(Goal of the exercise) Repeat the listing exactly as given, omitting every image.

Figure contents as structured data:

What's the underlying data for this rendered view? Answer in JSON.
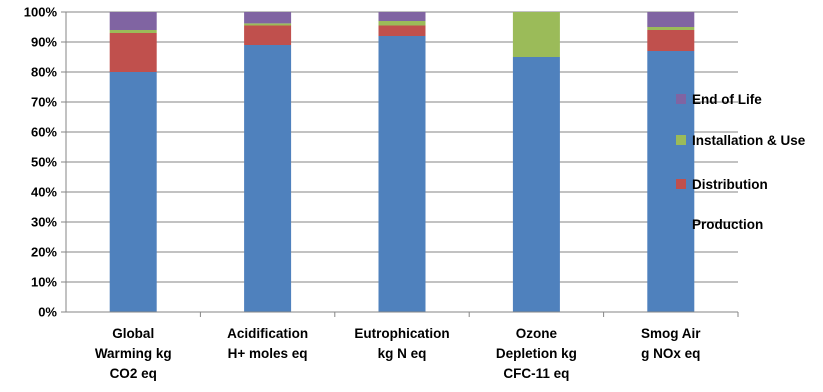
{
  "chart_data": {
    "type": "bar",
    "stacked": true,
    "title": "",
    "xlabel": "",
    "ylabel": "",
    "ylim": [
      0,
      100
    ],
    "yticks": [
      "0%",
      "10%",
      "20%",
      "30%",
      "40%",
      "50%",
      "60%",
      "70%",
      "80%",
      "90%",
      "100%"
    ],
    "grid": true,
    "legend_position": "right",
    "categories": [
      [
        "Global",
        "Warming kg",
        "CO2 eq"
      ],
      [
        "Acidification",
        "H+ moles eq"
      ],
      [
        "Eutrophication",
        "kg N eq"
      ],
      [
        "Ozone",
        "Depletion kg",
        "CFC-11 eq"
      ],
      [
        "Smog Air",
        "g NOx eq"
      ]
    ],
    "series": [
      {
        "name": "Production",
        "color": "#4F81BD",
        "values": [
          80,
          89,
          92,
          85,
          87
        ]
      },
      {
        "name": "Distribution",
        "color": "#C0504D",
        "values": [
          13,
          6.5,
          3.5,
          0,
          7
        ]
      },
      {
        "name": "Installation & Use",
        "color": "#9BBB59",
        "values": [
          1,
          0.7,
          1.5,
          15,
          1
        ]
      },
      {
        "name": "End of Life",
        "color": "#8064A2",
        "values": [
          6,
          3.8,
          3,
          0,
          5
        ]
      }
    ],
    "legend_order": [
      "End of Life",
      "Installation & Use",
      "Distribution",
      "Production"
    ]
  }
}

(Exercise answer)
What's the underlying data for this rendered view? Answer in JSON.
{
  "chart_data": {
    "type": "bar",
    "stacked": true,
    "title": "",
    "xlabel": "",
    "ylabel": "",
    "ylim": [
      0,
      100
    ],
    "yticks": [
      "0%",
      "10%",
      "20%",
      "30%",
      "40%",
      "50%",
      "60%",
      "70%",
      "80%",
      "90%",
      "100%"
    ],
    "grid": true,
    "legend_position": "right",
    "categories": [
      [
        "Global",
        "Warming kg",
        "CO2 eq"
      ],
      [
        "Acidification",
        "H+ moles eq"
      ],
      [
        "Eutrophication",
        "kg N eq"
      ],
      [
        "Ozone",
        "Depletion kg",
        "CFC-11 eq"
      ],
      [
        "Smog Air",
        "g NOx eq"
      ]
    ],
    "series": [
      {
        "name": "Production",
        "color": "#4F81BD",
        "values": [
          80,
          89,
          92,
          85,
          87
        ]
      },
      {
        "name": "Distribution",
        "color": "#C0504D",
        "values": [
          13,
          6.5,
          3.5,
          0,
          7
        ]
      },
      {
        "name": "Installation & Use",
        "color": "#9BBB59",
        "values": [
          1,
          0.7,
          1.5,
          15,
          1
        ]
      },
      {
        "name": "End of Life",
        "color": "#8064A2",
        "values": [
          6,
          3.8,
          3,
          0,
          5
        ]
      }
    ],
    "legend_order": [
      "End of Life",
      "Installation & Use",
      "Distribution",
      "Production"
    ]
  }
}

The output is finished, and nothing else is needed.